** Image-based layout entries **
_ _ _ _
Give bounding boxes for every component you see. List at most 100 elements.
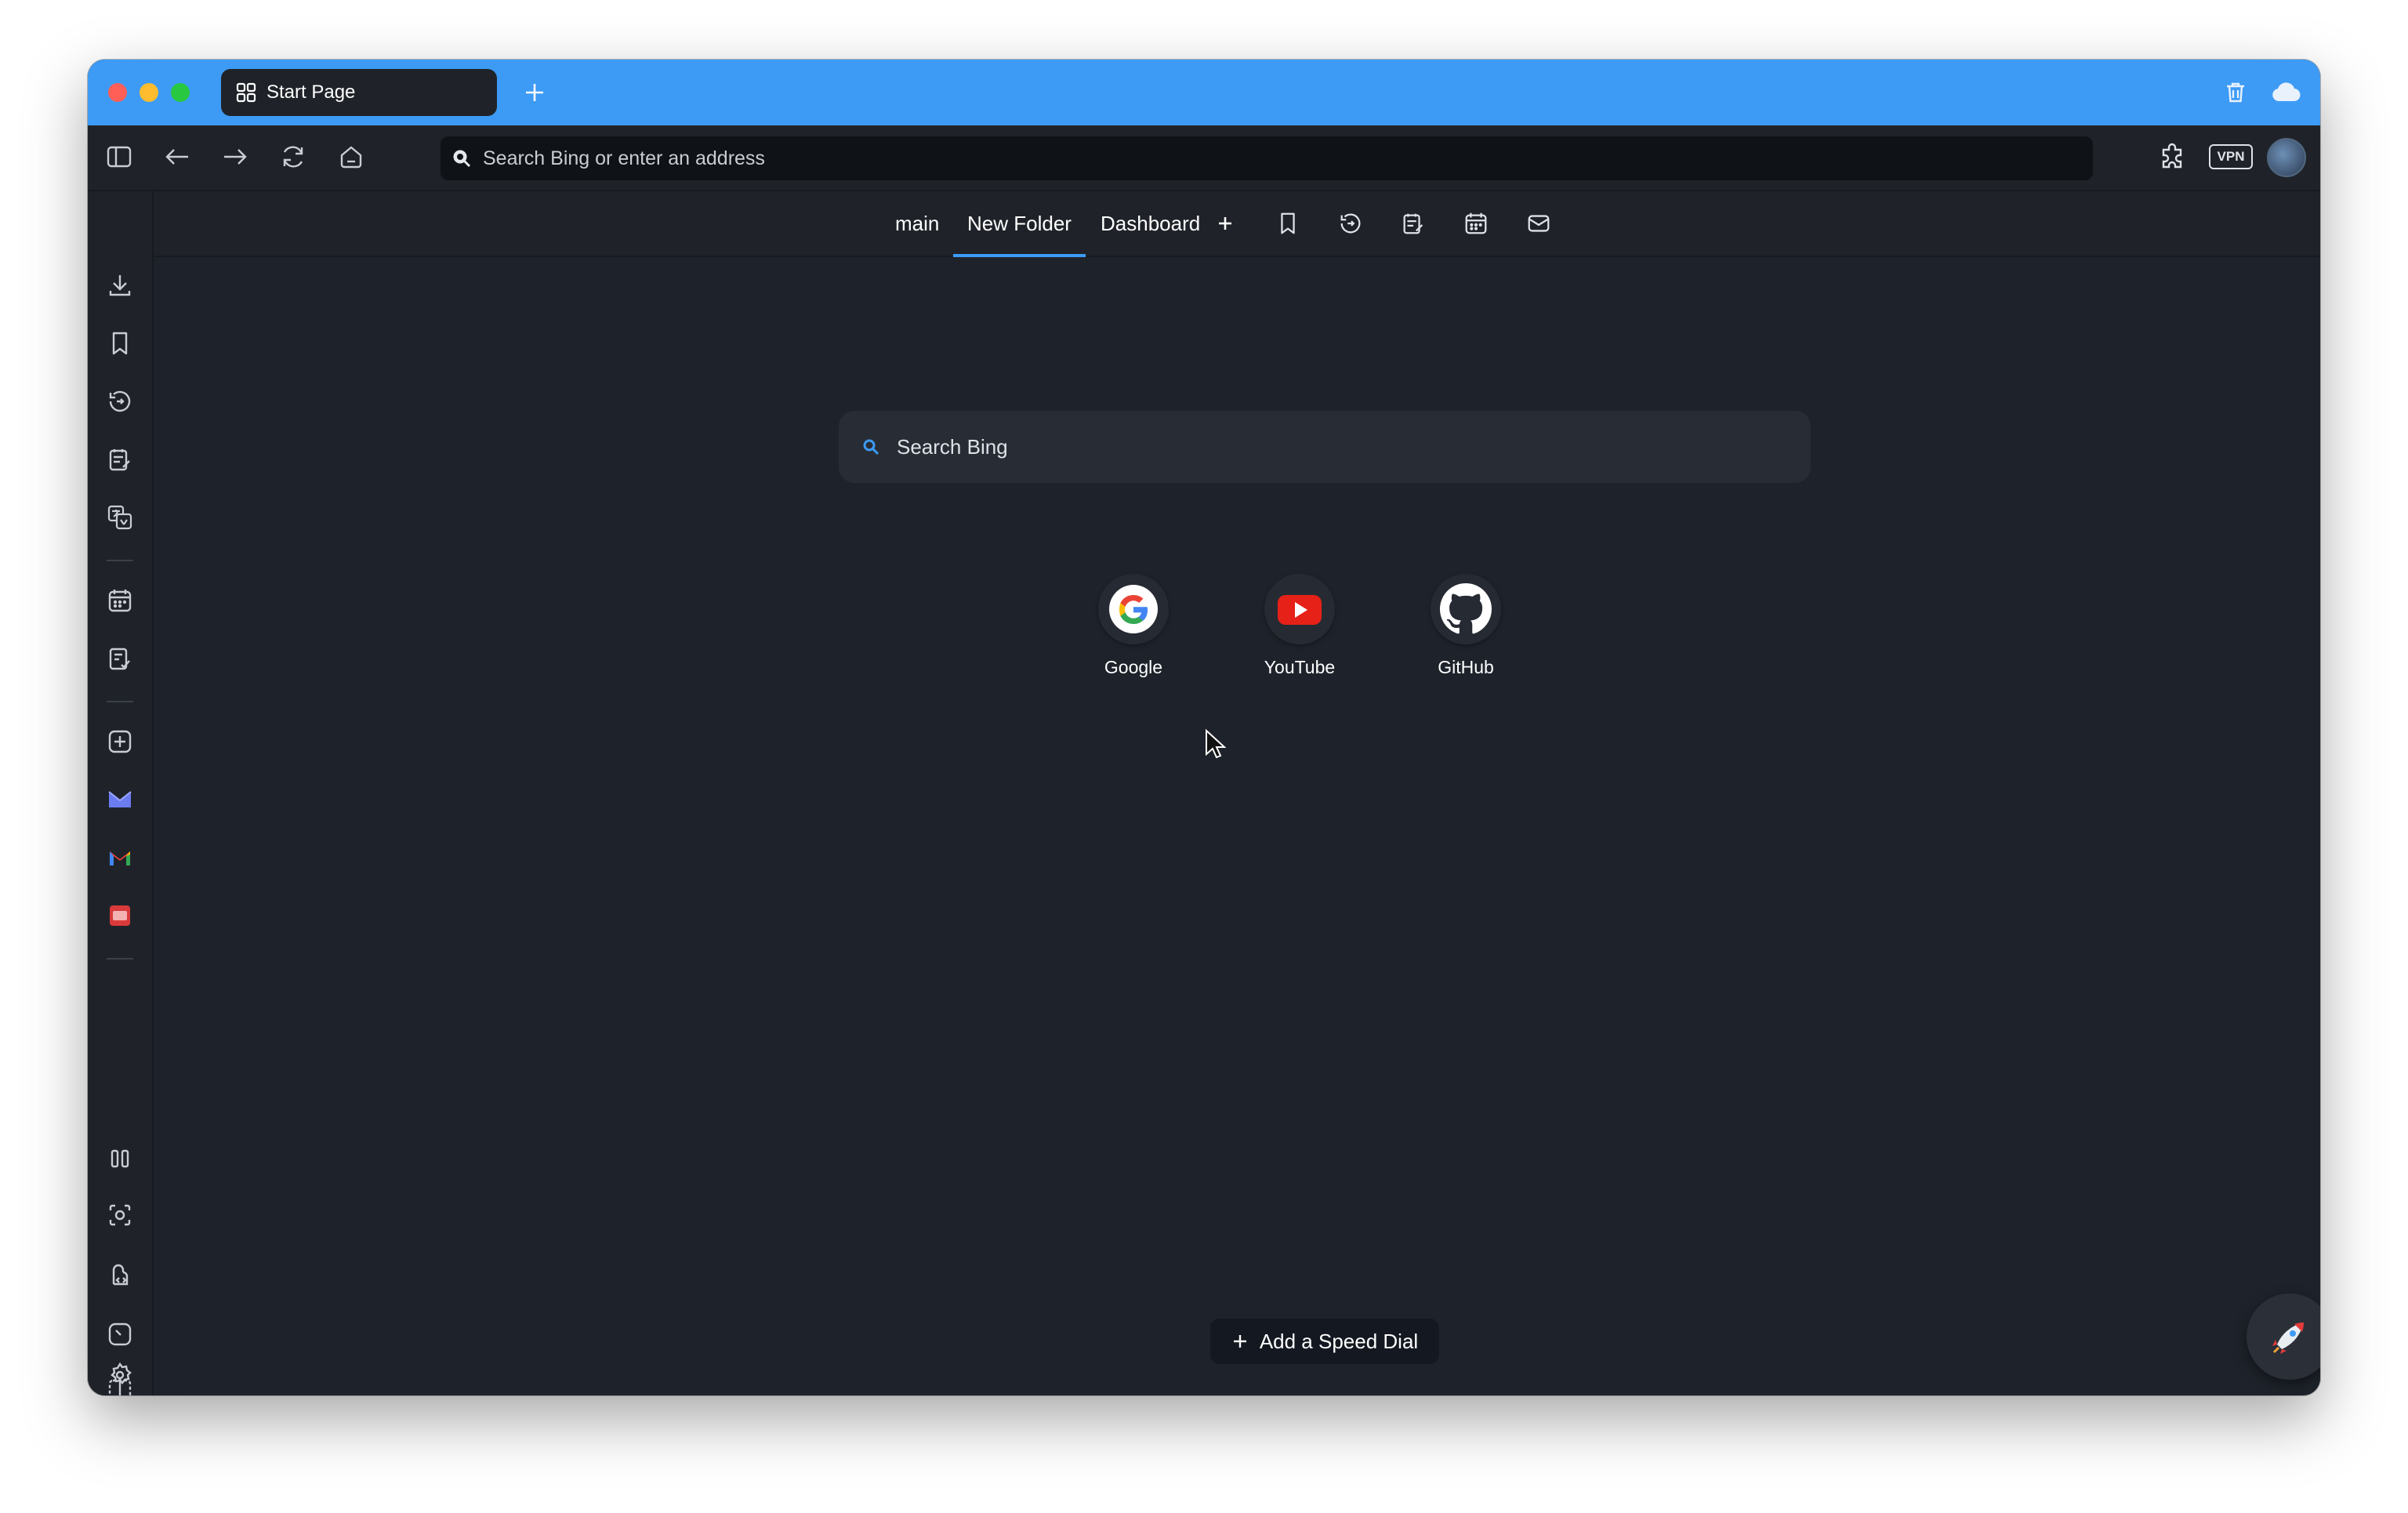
assistant-button[interactable] xyxy=(2247,1293,2320,1380)
bookmarks-icon xyxy=(112,332,128,355)
start-calendar-button[interactable] xyxy=(1460,207,1492,240)
profile-avatar[interactable] xyxy=(2267,138,2306,177)
clock-icon xyxy=(108,1323,132,1346)
tasks-panel-button[interactable] xyxy=(103,641,137,676)
mail-icon xyxy=(1528,215,1550,232)
sidebar-toggle-icon xyxy=(107,146,132,168)
start-bookmarks-button[interactable] xyxy=(1271,207,1304,240)
tab-title: Start Page xyxy=(267,82,356,103)
tab-new-folder[interactable]: New Folder xyxy=(953,191,1086,257)
speed-dial-label: GitHub xyxy=(1438,657,1494,677)
downloads-panel-button[interactable] xyxy=(103,268,137,303)
tab-start-page[interactable]: Start Page xyxy=(221,69,497,116)
tiling-button[interactable] xyxy=(103,1141,137,1176)
mouse-cursor xyxy=(1204,728,1227,764)
rocket-icon xyxy=(2272,1323,2304,1354)
start-page-tabs: main New Folder Dashboard xyxy=(154,191,2320,257)
add-icon xyxy=(1219,217,1231,230)
tab-main[interactable]: main xyxy=(895,191,939,256)
github-tile[interactable] xyxy=(1431,574,1501,644)
notes-icon xyxy=(1403,213,1423,234)
youtube-logo xyxy=(1278,595,1322,625)
back-button[interactable] xyxy=(160,140,194,174)
calendar-panel-button[interactable] xyxy=(103,583,137,618)
add-speed-dial-button[interactable]: Add a Speed Dial xyxy=(1210,1319,1439,1364)
sidebar-divider xyxy=(107,560,133,561)
browser-window: Start Page Search Bing or enter an addre… xyxy=(88,60,2320,1395)
new-tab-button[interactable] xyxy=(517,75,552,110)
sidebar-divider xyxy=(107,701,133,702)
clock-button[interactable] xyxy=(103,1317,137,1352)
history-panel-button[interactable] xyxy=(103,384,137,419)
zoom-window-button[interactable] xyxy=(171,83,190,102)
mail-app-panel[interactable] xyxy=(103,782,137,817)
start-history-button[interactable] xyxy=(1334,207,1367,240)
settings-button[interactable] xyxy=(103,1358,137,1392)
cursor-arrow-icon xyxy=(1206,728,1227,759)
address-toolbar: VPN xyxy=(88,125,2320,191)
speed-dial-github[interactable]: GitHub xyxy=(1403,574,1529,678)
speed-dial-label: YouTube xyxy=(1264,657,1336,677)
youtube-tile[interactable] xyxy=(1264,574,1335,644)
bookmarks-panel-button[interactable] xyxy=(103,326,137,361)
calendar-icon xyxy=(1465,212,1487,234)
start-search-input[interactable] xyxy=(895,434,1761,460)
start-notes-button[interactable] xyxy=(1397,207,1430,240)
tab-dashboard[interactable]: Dashboard xyxy=(1101,191,1200,256)
extensions-button[interactable] xyxy=(2156,140,2190,174)
trash-button[interactable] xyxy=(2218,75,2253,110)
address-bar[interactable] xyxy=(441,136,2093,180)
sync-icon xyxy=(112,1264,129,1286)
panel-sidebar xyxy=(88,191,154,1395)
address-input[interactable] xyxy=(481,146,1974,171)
speed-dial-google[interactable]: Google xyxy=(1071,574,1196,678)
start-mail-button[interactable] xyxy=(1522,207,1555,240)
sync-cloud-button[interactable] xyxy=(2268,75,2303,110)
sidebar-divider xyxy=(107,958,133,960)
start-page: main New Folder Dashboard Search Bing Go… xyxy=(154,191,2320,1395)
capture-button[interactable] xyxy=(103,1198,137,1232)
google-logo xyxy=(1109,585,1158,633)
reload-icon xyxy=(283,146,303,168)
capture-icon xyxy=(109,1204,131,1226)
sync-button[interactable] xyxy=(103,1257,137,1292)
google-tile[interactable] xyxy=(1098,574,1169,644)
sidebar-toggle-button[interactable] xyxy=(102,140,136,174)
history-icon xyxy=(1340,213,1361,234)
notes-panel-button[interactable] xyxy=(103,442,137,477)
search-icon xyxy=(453,150,471,168)
add-group-button[interactable] xyxy=(1209,207,1242,240)
translate-panel-button[interactable] xyxy=(103,500,137,535)
extensions-icon xyxy=(2162,143,2182,169)
translate-icon xyxy=(107,505,132,530)
github-logo xyxy=(1440,583,1492,634)
add-web-panel-icon xyxy=(108,730,132,753)
bookmark-icon xyxy=(1281,212,1295,234)
speed-dial-label: Google xyxy=(1104,657,1163,677)
minimize-window-button[interactable] xyxy=(140,83,158,102)
add-web-panel-button[interactable] xyxy=(103,724,137,759)
home-icon xyxy=(340,146,362,169)
reload-button[interactable] xyxy=(276,140,310,174)
forward-button[interactable] xyxy=(218,140,252,174)
plus-icon xyxy=(1233,1335,1246,1348)
history-icon xyxy=(109,390,131,412)
search-icon xyxy=(863,439,879,455)
home-button[interactable] xyxy=(334,140,368,174)
forward-icon xyxy=(224,149,247,165)
cloud-icon xyxy=(2272,82,2301,102)
plus-icon xyxy=(526,84,543,101)
grid-icon xyxy=(235,82,257,103)
trash-icon xyxy=(2227,82,2244,103)
notes-icon xyxy=(109,449,130,471)
gmail-icon xyxy=(110,851,130,865)
vpn-badge[interactable]: VPN xyxy=(2209,144,2253,169)
start-search-box[interactable] xyxy=(839,411,1811,483)
calendar-app-icon xyxy=(110,905,130,926)
gmail-panel[interactable] xyxy=(103,840,137,875)
close-window-button[interactable] xyxy=(108,83,127,102)
tiling-icon xyxy=(111,1149,129,1168)
calendar-app-panel[interactable] xyxy=(103,898,137,933)
back-icon xyxy=(165,149,188,165)
speed-dial-youtube[interactable]: YouTube xyxy=(1237,574,1362,678)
_ _ _ _
** WHAT YOU WILL DO **
Reproduce the lines unchanged, beginning with the line containing "assistant-button[interactable] xyxy=(2247,1293,2320,1380)" and continuing through the line containing "rocket-icon xyxy=(2272,1323,2304,1354)".

** SOLUTION TO THE PROBLEM **
assistant-button[interactable] xyxy=(2247,1293,2320,1380)
bookmarks-icon xyxy=(112,332,128,355)
start-calendar-button[interactable] xyxy=(1460,207,1492,240)
profile-avatar[interactable] xyxy=(2267,138,2306,177)
clock-icon xyxy=(108,1323,132,1346)
tasks-panel-button[interactable] xyxy=(103,641,137,676)
mail-icon xyxy=(1528,215,1550,232)
sidebar-toggle-icon xyxy=(107,146,132,168)
start-bookmarks-button[interactable] xyxy=(1271,207,1304,240)
tab-title: Start Page xyxy=(267,82,356,103)
tab-new-folder[interactable]: New Folder xyxy=(953,191,1086,257)
speed-dial-label: GitHub xyxy=(1438,657,1494,677)
downloads-panel-button[interactable] xyxy=(103,268,137,303)
tab-start-page[interactable]: Start Page xyxy=(221,69,497,116)
tiling-button[interactable] xyxy=(103,1141,137,1176)
mouse-cursor xyxy=(1204,728,1227,764)
rocket-icon xyxy=(2272,1323,2304,1354)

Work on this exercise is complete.